*WHAT IS NEEDED*
State only the count of lines in the listing below that hold "color".

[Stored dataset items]

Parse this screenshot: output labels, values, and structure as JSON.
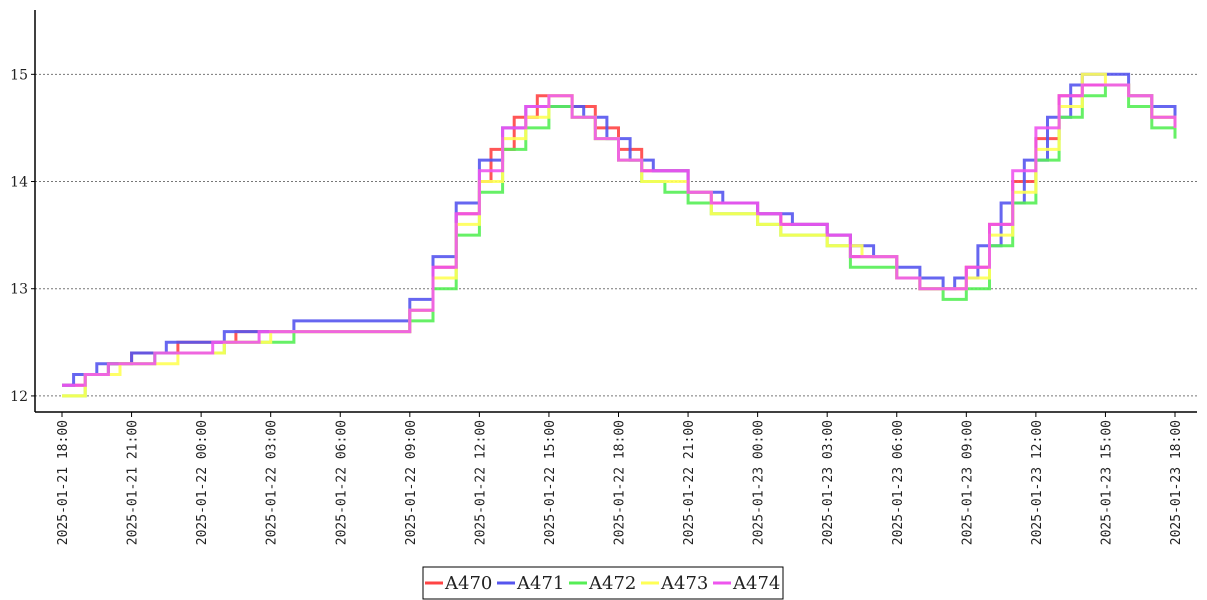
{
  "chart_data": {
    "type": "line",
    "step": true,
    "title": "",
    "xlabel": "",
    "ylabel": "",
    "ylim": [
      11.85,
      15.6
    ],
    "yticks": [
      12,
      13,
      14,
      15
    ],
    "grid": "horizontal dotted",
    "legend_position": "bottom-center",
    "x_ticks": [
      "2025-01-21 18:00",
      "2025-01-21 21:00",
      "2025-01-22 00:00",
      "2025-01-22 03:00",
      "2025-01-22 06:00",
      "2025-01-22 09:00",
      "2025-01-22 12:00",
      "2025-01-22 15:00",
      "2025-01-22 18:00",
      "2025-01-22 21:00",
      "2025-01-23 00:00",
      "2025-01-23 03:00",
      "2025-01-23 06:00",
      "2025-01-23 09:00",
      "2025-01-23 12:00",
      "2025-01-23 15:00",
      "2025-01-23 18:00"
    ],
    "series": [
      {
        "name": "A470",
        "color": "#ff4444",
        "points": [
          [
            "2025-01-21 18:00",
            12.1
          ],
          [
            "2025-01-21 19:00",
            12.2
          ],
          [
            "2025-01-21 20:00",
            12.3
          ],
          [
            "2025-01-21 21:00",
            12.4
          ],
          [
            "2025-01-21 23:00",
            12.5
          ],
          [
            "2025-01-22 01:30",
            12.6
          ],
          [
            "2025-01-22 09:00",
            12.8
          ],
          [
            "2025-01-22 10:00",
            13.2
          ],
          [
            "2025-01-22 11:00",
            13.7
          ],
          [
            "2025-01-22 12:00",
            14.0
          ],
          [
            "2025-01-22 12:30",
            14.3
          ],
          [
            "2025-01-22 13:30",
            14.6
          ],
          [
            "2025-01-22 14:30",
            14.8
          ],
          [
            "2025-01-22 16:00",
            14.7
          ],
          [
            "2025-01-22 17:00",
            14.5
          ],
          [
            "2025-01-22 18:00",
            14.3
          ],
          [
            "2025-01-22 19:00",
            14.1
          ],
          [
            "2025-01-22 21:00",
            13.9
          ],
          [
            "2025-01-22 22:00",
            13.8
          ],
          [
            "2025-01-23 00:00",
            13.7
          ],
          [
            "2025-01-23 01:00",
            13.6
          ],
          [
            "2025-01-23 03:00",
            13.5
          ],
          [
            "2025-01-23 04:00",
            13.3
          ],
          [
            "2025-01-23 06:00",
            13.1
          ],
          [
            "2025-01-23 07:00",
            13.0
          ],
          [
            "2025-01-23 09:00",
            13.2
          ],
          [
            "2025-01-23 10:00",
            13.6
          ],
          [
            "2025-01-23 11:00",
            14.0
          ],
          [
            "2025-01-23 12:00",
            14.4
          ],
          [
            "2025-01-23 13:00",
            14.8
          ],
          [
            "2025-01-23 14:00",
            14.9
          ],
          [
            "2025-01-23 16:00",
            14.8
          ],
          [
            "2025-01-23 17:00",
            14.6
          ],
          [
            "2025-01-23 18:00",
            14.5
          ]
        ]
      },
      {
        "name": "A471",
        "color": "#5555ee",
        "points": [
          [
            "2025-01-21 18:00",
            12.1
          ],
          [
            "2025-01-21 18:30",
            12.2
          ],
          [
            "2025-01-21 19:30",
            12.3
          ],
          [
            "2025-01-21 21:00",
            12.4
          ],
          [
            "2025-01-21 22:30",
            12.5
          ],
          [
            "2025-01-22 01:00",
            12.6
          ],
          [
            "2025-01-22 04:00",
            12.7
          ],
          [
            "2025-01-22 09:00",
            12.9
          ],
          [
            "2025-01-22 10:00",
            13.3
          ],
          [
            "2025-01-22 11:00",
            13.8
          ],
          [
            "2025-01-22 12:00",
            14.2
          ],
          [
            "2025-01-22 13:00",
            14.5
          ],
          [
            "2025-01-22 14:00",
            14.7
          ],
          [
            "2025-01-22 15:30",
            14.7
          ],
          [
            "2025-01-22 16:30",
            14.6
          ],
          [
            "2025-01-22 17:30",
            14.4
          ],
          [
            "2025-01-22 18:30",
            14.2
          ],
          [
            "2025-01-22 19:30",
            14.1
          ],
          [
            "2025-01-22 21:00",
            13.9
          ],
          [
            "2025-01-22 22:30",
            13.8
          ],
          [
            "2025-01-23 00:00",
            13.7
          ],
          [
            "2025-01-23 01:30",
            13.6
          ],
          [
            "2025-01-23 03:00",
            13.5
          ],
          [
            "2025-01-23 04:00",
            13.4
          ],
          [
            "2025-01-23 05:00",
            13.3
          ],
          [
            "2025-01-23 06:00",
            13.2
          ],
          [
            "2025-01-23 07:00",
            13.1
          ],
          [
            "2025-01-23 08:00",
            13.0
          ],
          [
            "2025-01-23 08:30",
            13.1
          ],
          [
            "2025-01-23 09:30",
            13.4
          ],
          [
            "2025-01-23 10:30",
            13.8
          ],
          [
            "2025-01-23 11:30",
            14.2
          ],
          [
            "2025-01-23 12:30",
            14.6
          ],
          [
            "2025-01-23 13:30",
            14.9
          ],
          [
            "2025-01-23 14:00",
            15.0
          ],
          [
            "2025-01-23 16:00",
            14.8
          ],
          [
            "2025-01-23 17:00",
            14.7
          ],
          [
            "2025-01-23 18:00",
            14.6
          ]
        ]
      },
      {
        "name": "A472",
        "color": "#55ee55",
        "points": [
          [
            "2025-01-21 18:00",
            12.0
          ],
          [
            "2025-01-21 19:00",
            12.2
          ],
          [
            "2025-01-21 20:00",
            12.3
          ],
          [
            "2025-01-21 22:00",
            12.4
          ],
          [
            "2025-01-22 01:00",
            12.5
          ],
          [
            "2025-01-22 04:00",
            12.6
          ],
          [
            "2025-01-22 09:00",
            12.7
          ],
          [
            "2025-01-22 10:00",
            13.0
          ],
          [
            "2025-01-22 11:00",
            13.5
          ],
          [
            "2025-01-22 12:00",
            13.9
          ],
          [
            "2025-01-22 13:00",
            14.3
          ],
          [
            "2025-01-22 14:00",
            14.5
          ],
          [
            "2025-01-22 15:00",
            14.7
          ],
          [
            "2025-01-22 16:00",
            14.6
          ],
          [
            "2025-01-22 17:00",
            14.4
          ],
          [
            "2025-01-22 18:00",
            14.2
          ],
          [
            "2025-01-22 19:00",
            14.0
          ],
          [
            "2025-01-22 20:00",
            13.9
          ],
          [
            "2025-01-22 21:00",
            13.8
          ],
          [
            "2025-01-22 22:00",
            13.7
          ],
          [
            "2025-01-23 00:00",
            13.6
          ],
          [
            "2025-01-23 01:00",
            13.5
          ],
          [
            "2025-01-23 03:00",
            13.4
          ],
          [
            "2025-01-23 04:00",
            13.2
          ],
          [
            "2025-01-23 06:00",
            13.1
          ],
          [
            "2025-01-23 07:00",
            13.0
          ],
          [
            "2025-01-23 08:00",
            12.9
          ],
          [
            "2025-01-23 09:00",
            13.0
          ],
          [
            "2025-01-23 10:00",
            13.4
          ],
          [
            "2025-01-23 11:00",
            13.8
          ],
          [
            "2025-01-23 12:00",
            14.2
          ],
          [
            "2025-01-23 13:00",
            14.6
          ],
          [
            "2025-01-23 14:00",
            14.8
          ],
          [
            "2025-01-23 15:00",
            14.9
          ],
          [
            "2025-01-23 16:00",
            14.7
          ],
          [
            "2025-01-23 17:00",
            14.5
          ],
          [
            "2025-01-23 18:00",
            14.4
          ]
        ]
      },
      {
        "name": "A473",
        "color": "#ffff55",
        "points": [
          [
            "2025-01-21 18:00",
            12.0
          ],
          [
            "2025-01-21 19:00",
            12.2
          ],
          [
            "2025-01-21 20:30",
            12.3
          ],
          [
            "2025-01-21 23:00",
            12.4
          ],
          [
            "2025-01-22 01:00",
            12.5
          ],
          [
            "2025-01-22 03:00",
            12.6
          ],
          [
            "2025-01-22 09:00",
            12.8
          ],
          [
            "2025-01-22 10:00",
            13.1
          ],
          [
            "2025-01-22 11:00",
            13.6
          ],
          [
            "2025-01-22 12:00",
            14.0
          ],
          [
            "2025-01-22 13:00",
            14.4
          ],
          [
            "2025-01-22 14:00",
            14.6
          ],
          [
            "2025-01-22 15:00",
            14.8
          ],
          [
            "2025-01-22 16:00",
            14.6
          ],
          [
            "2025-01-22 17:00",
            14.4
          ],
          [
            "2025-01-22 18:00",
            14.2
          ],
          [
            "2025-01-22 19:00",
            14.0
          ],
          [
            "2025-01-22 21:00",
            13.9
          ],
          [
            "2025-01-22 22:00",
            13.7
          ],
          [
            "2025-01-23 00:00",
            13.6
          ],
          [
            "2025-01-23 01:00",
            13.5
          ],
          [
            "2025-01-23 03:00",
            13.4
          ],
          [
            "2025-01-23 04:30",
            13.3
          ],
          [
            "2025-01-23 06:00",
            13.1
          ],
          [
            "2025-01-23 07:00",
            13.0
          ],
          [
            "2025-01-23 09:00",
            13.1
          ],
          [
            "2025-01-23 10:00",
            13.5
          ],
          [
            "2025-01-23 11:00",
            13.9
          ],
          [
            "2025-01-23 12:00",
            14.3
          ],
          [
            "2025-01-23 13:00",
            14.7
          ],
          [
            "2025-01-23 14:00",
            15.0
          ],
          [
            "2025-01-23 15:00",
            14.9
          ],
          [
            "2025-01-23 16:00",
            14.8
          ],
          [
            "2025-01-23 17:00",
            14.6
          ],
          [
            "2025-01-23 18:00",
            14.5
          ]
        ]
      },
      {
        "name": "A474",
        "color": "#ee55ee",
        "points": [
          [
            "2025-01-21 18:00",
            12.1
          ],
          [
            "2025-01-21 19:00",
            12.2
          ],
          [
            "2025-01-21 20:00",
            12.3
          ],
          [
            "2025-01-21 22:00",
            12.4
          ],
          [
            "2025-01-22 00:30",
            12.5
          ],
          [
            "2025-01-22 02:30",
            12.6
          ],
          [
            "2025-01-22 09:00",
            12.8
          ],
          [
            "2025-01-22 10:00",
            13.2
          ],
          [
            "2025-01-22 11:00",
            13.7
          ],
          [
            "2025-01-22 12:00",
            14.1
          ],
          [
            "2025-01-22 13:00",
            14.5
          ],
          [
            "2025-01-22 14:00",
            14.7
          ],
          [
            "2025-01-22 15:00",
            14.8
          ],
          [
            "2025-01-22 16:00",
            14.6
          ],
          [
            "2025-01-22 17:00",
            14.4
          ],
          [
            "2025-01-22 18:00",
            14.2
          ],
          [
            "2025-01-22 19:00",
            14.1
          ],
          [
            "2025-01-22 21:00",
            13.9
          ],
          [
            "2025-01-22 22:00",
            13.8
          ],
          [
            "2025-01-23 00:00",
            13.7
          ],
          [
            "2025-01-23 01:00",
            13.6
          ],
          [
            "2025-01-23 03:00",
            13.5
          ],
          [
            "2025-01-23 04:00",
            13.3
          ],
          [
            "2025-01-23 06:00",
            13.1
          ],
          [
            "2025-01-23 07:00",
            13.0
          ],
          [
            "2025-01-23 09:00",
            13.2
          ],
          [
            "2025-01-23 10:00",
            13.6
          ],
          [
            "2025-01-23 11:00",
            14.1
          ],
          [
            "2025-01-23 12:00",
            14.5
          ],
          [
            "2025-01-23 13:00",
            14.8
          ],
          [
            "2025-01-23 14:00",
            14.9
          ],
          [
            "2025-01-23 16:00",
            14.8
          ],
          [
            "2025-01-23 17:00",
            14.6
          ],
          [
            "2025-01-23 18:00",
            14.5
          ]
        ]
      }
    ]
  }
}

*WRITTEN SOLUTION*
5